** START Given records **

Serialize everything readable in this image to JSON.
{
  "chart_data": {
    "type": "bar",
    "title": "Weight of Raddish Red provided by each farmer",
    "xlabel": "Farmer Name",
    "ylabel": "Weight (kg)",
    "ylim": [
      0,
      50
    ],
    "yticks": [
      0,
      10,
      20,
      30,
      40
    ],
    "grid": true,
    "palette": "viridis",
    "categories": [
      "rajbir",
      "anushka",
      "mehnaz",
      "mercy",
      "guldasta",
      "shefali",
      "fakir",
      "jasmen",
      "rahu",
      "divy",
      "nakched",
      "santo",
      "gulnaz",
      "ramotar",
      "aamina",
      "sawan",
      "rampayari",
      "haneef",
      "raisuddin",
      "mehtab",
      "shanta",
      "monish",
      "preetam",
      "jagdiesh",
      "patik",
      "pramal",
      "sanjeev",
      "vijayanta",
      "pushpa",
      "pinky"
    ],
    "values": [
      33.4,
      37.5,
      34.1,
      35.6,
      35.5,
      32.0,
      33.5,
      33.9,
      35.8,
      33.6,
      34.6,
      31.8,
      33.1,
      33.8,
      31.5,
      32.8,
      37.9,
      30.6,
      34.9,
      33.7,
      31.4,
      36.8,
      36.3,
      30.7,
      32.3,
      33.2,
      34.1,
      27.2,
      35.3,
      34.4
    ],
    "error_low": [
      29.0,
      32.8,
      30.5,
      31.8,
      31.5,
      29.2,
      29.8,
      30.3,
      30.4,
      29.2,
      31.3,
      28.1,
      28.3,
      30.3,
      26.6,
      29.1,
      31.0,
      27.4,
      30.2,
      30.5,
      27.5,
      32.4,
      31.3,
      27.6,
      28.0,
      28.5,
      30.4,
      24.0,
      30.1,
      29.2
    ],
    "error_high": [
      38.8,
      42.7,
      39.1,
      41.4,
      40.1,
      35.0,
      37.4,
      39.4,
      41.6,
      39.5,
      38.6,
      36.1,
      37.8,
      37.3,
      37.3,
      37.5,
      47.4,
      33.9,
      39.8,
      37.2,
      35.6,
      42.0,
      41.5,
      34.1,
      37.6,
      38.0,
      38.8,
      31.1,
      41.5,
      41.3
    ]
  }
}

** END Given records **
** START Given records **

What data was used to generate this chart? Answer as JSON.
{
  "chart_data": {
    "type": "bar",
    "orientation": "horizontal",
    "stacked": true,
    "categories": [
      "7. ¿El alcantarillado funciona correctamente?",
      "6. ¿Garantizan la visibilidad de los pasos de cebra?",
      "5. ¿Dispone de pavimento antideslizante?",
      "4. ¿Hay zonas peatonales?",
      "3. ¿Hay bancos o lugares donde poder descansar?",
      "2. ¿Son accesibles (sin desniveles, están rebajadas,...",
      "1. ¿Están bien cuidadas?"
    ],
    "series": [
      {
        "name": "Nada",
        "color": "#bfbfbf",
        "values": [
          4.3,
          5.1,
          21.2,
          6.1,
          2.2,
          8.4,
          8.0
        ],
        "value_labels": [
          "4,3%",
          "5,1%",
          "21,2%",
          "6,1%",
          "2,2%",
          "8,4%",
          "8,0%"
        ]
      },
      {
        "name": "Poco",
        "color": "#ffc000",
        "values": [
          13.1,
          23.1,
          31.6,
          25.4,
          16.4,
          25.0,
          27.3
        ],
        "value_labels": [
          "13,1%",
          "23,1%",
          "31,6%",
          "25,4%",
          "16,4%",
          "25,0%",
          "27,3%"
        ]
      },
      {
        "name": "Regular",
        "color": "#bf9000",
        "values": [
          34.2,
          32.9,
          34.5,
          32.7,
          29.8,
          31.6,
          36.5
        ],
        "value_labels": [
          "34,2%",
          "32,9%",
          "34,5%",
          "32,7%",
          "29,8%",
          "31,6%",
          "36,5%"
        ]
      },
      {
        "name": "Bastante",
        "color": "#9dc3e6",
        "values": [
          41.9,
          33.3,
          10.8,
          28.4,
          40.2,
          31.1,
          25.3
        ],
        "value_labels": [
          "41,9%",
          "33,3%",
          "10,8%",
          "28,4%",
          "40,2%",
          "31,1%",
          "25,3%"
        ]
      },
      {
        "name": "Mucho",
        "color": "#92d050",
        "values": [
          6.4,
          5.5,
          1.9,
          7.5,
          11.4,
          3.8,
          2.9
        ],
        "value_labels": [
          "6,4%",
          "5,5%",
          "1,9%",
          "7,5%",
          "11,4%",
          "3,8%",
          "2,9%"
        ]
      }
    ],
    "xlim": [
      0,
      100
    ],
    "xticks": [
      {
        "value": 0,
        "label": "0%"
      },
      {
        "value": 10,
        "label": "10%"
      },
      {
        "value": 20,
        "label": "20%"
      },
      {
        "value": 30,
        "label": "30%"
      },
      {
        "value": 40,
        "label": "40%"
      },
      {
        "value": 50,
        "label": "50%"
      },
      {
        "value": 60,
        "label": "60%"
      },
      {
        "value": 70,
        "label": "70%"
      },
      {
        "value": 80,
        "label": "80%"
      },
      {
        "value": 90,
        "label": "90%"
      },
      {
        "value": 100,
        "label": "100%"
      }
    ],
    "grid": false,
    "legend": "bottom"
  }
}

** END Given records **
** START Given records **

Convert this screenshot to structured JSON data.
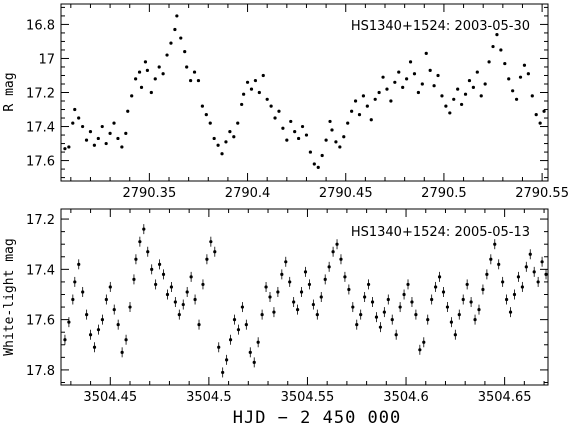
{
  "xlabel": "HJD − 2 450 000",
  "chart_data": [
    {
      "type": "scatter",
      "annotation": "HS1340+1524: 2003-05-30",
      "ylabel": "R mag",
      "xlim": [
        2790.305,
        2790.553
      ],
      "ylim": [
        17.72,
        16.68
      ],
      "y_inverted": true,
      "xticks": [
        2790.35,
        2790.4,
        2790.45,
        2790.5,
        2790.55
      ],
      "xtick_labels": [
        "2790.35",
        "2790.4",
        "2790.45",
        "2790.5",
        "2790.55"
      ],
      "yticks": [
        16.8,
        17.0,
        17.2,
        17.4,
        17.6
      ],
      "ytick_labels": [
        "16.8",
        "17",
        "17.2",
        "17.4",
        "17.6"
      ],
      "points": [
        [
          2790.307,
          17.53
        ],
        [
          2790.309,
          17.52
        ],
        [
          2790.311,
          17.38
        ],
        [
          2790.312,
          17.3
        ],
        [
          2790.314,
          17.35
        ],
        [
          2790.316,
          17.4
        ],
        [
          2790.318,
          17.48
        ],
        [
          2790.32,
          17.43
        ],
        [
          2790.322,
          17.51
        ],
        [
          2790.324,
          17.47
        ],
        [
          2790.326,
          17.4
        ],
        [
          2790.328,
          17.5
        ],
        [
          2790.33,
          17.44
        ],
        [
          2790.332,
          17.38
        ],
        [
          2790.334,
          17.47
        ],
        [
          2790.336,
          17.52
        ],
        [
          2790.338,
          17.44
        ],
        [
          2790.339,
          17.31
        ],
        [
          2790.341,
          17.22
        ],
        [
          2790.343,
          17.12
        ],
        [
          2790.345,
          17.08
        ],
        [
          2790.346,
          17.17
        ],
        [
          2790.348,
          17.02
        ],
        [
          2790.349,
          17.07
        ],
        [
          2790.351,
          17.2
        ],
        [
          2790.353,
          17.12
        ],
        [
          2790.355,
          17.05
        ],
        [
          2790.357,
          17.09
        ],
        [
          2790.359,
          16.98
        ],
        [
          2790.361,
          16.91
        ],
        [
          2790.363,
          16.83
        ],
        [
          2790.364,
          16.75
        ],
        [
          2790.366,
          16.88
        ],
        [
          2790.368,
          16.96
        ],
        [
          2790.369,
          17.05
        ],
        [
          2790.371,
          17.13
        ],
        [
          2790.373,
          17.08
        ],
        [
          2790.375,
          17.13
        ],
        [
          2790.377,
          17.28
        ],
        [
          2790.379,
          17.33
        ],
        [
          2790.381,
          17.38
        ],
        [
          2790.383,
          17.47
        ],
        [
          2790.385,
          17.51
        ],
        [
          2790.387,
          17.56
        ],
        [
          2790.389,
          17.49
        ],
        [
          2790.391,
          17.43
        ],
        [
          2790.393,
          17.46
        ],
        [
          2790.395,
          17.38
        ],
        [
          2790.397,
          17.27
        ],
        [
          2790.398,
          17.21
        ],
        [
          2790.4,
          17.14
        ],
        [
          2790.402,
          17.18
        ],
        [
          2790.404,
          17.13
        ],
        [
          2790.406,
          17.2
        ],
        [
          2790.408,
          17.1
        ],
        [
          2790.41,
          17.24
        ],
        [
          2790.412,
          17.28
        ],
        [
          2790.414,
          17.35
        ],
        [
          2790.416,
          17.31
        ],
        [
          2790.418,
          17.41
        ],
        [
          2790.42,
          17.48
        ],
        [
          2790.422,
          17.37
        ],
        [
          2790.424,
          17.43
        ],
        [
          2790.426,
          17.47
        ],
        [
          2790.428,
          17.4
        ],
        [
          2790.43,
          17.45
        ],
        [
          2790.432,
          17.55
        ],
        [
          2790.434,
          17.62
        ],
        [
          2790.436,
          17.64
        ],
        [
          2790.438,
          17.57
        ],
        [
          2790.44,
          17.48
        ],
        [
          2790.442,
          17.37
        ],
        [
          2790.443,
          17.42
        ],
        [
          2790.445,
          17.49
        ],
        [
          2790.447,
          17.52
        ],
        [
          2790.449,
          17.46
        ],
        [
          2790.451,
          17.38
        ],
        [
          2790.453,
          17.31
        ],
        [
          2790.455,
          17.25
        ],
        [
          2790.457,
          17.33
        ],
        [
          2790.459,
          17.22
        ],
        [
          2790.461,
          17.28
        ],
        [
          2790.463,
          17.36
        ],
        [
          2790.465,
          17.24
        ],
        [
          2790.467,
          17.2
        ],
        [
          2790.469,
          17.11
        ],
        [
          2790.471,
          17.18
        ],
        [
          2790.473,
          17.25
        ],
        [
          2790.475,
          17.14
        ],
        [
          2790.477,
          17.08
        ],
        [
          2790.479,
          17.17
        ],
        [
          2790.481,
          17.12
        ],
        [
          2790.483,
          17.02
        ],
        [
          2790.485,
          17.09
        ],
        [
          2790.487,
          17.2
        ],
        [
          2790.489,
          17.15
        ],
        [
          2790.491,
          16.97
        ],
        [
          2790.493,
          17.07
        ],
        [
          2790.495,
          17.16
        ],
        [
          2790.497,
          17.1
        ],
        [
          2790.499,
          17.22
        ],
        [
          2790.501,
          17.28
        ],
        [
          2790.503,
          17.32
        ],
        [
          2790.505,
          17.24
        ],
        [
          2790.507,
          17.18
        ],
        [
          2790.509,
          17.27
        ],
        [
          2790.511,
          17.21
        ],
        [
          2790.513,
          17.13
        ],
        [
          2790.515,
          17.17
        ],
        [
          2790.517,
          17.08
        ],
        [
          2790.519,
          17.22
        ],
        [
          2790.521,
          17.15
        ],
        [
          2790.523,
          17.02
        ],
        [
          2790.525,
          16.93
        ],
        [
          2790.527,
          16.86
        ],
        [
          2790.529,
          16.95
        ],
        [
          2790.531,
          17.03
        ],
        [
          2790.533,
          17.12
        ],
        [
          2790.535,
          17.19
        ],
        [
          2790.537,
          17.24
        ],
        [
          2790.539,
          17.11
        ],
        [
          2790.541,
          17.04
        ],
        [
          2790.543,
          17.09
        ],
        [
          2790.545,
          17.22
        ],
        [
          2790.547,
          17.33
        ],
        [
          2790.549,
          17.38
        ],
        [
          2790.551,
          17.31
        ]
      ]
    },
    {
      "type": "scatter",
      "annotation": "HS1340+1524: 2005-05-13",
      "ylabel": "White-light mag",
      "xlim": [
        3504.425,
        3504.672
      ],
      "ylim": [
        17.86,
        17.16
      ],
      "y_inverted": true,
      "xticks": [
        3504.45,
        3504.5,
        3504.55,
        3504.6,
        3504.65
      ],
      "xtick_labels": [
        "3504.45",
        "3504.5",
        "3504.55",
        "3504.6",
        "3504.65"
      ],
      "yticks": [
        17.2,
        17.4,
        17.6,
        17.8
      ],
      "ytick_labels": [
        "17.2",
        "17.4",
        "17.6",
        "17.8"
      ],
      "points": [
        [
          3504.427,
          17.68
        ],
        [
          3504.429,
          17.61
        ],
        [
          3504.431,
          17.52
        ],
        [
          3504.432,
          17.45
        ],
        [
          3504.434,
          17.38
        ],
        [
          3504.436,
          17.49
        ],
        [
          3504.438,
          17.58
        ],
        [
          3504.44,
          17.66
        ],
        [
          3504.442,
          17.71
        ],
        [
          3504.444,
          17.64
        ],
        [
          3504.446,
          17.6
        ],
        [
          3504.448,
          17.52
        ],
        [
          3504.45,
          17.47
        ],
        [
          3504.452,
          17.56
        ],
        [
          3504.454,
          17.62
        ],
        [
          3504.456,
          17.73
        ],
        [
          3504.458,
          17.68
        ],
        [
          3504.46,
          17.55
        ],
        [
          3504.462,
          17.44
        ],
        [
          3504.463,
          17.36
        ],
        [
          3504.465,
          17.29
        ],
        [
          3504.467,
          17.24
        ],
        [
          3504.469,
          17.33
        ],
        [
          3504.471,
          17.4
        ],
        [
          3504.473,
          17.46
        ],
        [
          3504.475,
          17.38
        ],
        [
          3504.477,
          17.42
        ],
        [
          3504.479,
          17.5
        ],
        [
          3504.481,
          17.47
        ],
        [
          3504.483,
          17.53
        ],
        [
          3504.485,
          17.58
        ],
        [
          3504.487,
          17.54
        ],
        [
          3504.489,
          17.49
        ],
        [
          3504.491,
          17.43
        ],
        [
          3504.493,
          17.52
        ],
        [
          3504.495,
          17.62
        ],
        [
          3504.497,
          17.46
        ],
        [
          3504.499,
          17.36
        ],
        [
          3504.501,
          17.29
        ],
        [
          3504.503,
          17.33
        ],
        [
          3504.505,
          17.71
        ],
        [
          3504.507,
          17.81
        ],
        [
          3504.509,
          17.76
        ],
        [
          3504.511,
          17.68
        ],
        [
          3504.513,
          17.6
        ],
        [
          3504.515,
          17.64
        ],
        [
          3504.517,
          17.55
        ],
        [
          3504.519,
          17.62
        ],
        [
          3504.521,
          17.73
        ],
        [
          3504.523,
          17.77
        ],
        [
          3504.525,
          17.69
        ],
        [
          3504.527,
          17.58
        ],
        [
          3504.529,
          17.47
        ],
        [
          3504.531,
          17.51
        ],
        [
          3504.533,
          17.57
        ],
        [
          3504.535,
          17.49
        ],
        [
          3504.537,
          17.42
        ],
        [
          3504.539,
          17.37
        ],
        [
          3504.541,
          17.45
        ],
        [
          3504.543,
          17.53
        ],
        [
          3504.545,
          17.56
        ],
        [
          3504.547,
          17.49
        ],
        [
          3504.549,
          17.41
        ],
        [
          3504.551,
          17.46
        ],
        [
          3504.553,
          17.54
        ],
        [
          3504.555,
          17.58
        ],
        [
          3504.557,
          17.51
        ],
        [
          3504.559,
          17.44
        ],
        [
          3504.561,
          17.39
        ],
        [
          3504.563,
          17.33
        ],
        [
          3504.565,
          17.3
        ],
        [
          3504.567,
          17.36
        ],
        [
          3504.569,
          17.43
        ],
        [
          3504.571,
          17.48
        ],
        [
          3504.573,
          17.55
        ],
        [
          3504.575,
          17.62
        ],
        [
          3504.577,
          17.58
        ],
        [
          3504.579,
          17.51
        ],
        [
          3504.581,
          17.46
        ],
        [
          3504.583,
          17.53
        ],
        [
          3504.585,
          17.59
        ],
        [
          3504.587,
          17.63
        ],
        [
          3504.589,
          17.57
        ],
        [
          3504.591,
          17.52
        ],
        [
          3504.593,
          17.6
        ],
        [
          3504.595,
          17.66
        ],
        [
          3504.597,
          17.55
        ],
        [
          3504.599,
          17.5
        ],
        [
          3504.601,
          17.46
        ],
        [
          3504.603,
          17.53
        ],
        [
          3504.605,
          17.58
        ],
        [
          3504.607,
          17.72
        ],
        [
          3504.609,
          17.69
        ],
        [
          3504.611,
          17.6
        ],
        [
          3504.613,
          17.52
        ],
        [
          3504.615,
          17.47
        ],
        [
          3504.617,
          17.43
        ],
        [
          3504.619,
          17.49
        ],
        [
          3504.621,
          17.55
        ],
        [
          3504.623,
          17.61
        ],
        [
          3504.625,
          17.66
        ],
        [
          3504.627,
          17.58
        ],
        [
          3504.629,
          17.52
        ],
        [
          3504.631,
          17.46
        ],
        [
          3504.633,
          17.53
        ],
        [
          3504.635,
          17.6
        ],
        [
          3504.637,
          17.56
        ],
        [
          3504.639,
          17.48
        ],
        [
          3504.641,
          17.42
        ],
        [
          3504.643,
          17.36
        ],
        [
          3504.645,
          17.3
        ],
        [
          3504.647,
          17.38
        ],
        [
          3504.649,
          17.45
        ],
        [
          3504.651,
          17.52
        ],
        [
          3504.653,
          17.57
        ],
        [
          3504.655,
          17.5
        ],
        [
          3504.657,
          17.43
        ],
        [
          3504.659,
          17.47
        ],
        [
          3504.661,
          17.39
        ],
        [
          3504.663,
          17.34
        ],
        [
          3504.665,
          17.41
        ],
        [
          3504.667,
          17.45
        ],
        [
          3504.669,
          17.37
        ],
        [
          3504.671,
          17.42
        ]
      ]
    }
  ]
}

** END Given records **

Which lines hold the word "ylabel"? Show each one.

__Exercise answer__
    "ylabel": "Weight (kg)",
      "ylabel": "R mag",
      "ylabel": "White-light mag",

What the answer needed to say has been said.